** Your instructions **
In the entries below, count every line containing "value". Return the number and nothing else.

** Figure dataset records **
* * * * * * * * *
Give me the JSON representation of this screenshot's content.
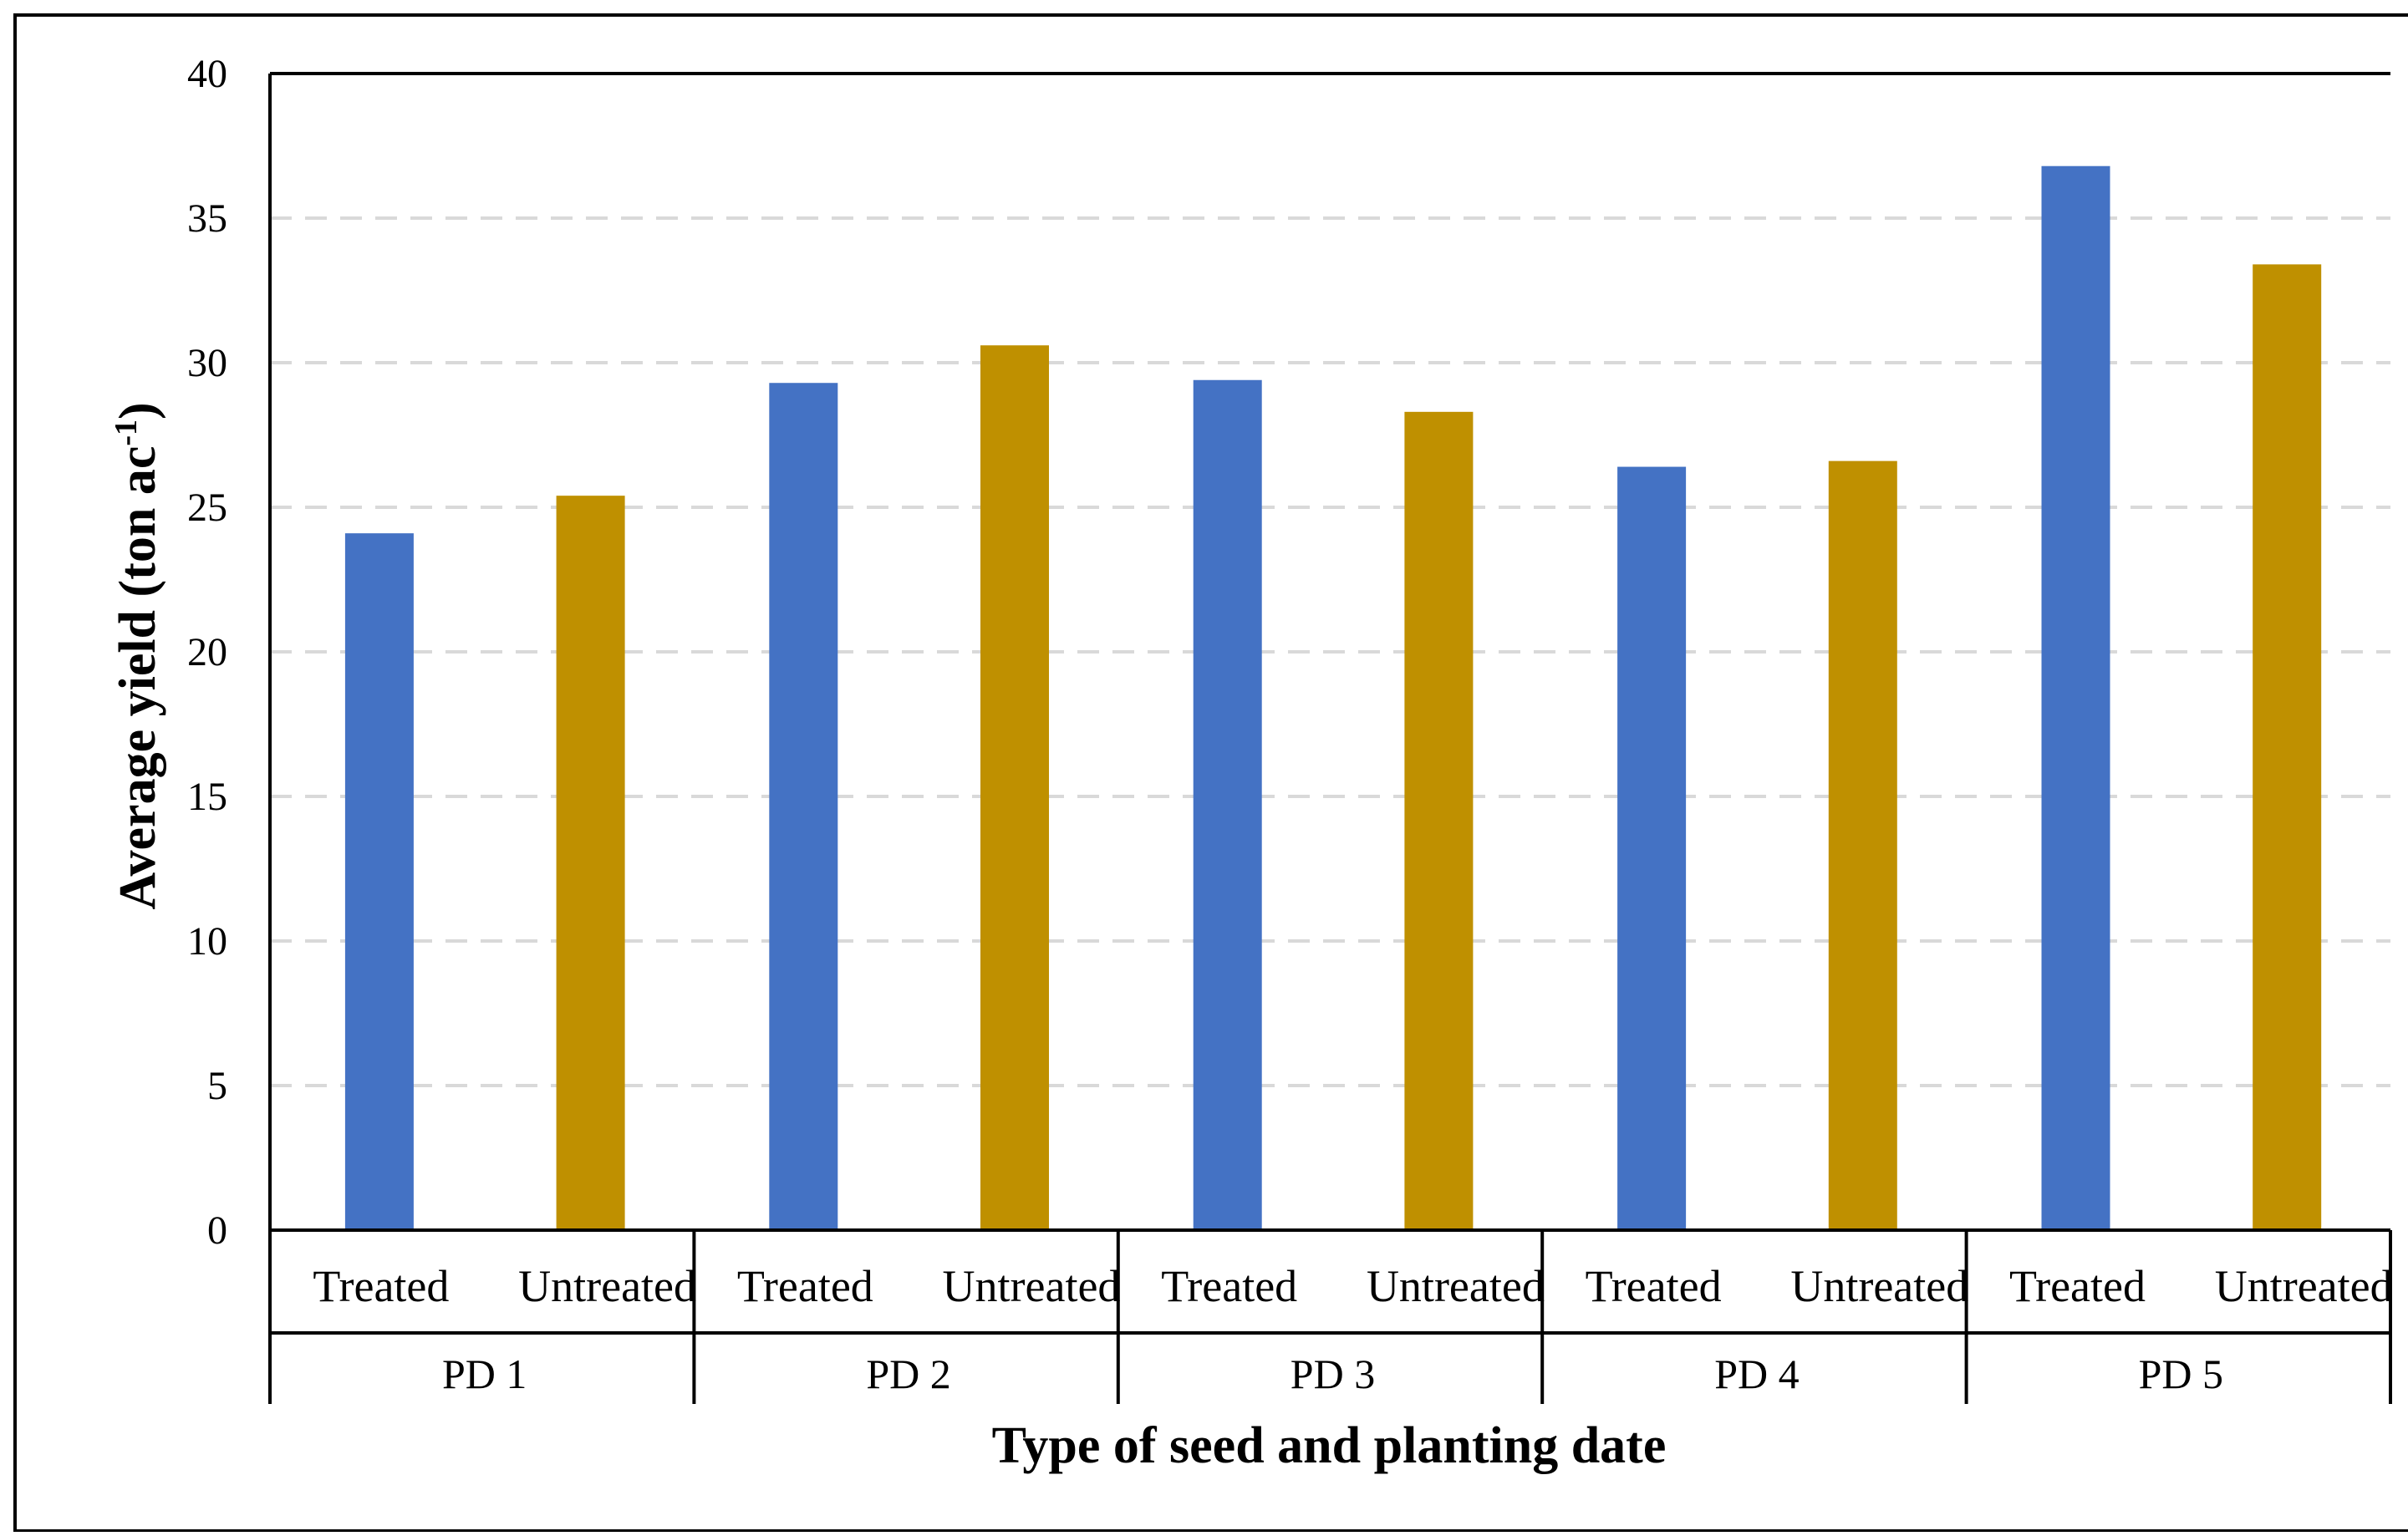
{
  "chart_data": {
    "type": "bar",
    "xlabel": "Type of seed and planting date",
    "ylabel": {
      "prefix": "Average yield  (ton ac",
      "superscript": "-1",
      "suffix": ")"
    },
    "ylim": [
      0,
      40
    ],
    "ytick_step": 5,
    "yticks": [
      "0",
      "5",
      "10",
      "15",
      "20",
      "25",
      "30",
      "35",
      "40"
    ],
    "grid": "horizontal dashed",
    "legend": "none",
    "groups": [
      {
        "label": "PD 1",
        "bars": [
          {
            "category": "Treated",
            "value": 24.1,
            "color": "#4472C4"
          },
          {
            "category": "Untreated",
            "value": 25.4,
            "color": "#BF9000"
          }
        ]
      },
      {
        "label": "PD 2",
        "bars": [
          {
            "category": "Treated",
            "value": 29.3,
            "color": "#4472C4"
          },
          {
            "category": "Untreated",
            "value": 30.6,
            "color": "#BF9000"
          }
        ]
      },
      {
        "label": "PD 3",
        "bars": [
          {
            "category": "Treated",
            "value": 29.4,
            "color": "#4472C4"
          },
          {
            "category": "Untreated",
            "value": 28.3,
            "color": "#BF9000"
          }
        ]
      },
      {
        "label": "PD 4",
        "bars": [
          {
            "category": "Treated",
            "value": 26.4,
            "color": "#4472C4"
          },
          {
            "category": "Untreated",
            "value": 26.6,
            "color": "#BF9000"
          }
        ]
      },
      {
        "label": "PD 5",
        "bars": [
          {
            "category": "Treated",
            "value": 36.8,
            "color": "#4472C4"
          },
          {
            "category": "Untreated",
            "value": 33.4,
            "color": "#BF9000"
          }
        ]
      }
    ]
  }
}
* * * * * * * * *
** Problem solution **
10